## WRITTEN TASK
Print out the entries below with no edits.

[Data excerpts]

◆ ◆ ◆ ◆ ◆ ◆ ◆

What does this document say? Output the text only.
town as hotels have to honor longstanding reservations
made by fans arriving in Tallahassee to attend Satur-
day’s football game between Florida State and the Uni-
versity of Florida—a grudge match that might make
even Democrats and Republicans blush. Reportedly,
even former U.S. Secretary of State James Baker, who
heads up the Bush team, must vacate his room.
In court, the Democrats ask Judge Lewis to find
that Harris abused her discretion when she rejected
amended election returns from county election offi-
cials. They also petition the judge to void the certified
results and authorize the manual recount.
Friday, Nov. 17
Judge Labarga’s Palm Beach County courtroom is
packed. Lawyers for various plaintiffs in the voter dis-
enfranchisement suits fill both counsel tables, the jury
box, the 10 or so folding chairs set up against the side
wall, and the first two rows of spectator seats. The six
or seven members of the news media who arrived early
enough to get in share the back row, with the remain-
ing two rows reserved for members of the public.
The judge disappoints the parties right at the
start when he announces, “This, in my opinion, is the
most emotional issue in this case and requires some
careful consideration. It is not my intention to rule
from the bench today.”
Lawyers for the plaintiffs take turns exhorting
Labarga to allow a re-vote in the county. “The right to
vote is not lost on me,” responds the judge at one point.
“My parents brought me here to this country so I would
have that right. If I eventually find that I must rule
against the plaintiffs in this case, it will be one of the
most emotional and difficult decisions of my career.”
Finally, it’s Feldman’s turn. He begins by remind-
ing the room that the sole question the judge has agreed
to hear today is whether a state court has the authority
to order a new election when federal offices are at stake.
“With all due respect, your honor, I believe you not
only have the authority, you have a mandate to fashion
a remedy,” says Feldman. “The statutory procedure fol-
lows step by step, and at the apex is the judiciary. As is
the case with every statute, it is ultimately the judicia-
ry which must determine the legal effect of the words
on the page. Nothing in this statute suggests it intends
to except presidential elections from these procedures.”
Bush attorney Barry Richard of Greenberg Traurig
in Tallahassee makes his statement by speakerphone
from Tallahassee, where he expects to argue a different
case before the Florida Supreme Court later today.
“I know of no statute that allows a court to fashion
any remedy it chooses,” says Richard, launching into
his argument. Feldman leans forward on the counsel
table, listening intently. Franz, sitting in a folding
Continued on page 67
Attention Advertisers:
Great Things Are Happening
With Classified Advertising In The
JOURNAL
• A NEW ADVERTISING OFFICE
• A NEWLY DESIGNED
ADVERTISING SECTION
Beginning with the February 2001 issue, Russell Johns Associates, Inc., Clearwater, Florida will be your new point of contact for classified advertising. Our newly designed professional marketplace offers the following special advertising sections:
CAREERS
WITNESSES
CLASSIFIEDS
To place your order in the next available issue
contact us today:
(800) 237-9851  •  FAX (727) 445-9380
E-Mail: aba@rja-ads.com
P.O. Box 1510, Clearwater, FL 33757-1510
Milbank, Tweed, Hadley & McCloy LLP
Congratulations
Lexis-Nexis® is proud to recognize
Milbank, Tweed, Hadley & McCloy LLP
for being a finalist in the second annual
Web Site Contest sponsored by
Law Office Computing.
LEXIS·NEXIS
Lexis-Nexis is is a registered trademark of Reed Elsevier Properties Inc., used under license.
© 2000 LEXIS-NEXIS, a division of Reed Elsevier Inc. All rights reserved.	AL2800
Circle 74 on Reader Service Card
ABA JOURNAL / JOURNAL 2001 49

◆ ◆ ◆ ◆ ◆ ◆ ◆

## EXPECTED ANSWER
What does this document say? Output the text only.
town as hotels have to honor longstanding reservations
made by fans arriving in Tallahassee to attend Satur-
day’s football game between Florida State and the Uni-
versity of Florida—a grudge match that might make
even Democrats and Republicans blush. Reportedly,
even former U.S. Secretary of State James Baker, who
heads up the Bush team, must vacate his room.
In court, the Democrats ask Judge Lewis to find
that Harris abused her discretion when she rejected
amended election returns from county election offi-
cials. They also petition the judge to void the certified
results and authorize the manual recount.
Friday, Nov. 17
Judge Labarga’s Palm Beach County courtroom is
packed. Lawyers for various plaintiffs in the voter dis-
enfranchisement suits fill both counsel tables, the jury
box, the 10 or so folding chairs set up against the side
wall, and the first two rows of spectator seats. The six
or seven members of the news media who arrived early
enough to get in share the back row, with the remain-
ing two rows reserved for members of the public.
The judge disappoints the parties right at the
start when he announces, “This, in my opinion, is the
most emotional issue in this case and requires some
careful consideration. It is not my intention to rule
from the bench today.”
Lawyers for the plaintiffs take turns exhorting
Labarga to allow a re-vote in the county. “The right to
vote is not lost on me,” responds the judge at one point.
“My parents brought me here to this country so I would
have that right. If I eventually find that I must rule
against the plaintiffs in this case, it will be one of the
most emotional and difficult decisions of my career.”
Finally, it’s Feldman’s turn. He begins by remind-
ing the room that the sole question the judge has agreed
to hear today is whether a state court has the authority
to order a new election when federal offices are at stake.
“With all due respect, your honor, I believe you not
only have the authority, you have a mandate to fashion
a remedy,” says Feldman. “The statutory procedure fol-
lows step by step, and at the apex is the judiciary. As is
the case with every statute, it is ultimately the judicia-
ry which must determine the legal effect of the words
on the page. Nothing in this statute suggests it intends
to except presidential elections from these procedures.”
Bush attorney Barry Richard of Greenberg Traurig
in Tallahassee makes his statement by speakerphone
from Tallahassee, where he expects to argue a different
case before the Florida Supreme Court later today.
“I know of no statute that allows a court to fashion
any remedy it chooses,” says Richard, launching into
his argument. Feldman leans forward on the counsel
table, listening intently. Franz, sitting in a folding
Continued on page 67
Attention Advertisers:
Great Things Are Happening
With Classified Advertising In The
JOURNAL
• A NEW ADVERTISING OFFICE
• A NEWLY DESIGNED
ADVERTISING SECTION
Beginning with the February 2001 issue, Russell Johns Associates, Inc., Clearwater, Florida will be your new point of contact for classified advertising. Our newly designed professional marketplace offers the following special advertising sections:
CAREERS
WITNESSES
CLASSIFIEDS
To place your order in the next available issue
contact us today:
(800) 237-9851  •  FAX (727) 445-9380
E-Mail: aba@rja-ads.com
P.O. Box 1510, Clearwater, FL 33757-1510
Milbank, Tweed, Hadley & McCloy LLP
Congratulations
Lexis-Nexis® is proud to recognize
Milbank, Tweed, Hadley & McCloy LLP
for being a finalist in the second annual
Web Site Contest sponsored by
Law Office Computing.
LEXIS·NEXIS
Lexis-Nexis is is a registered trademark of Reed Elsevier Properties Inc., used under license.
© 2000 LEXIS-NEXIS, a division of Reed Elsevier Inc. All rights reserved.	AL2800
Circle 74 on Reader Service Card
ABA JOURNAL / JOURNAL 2001 49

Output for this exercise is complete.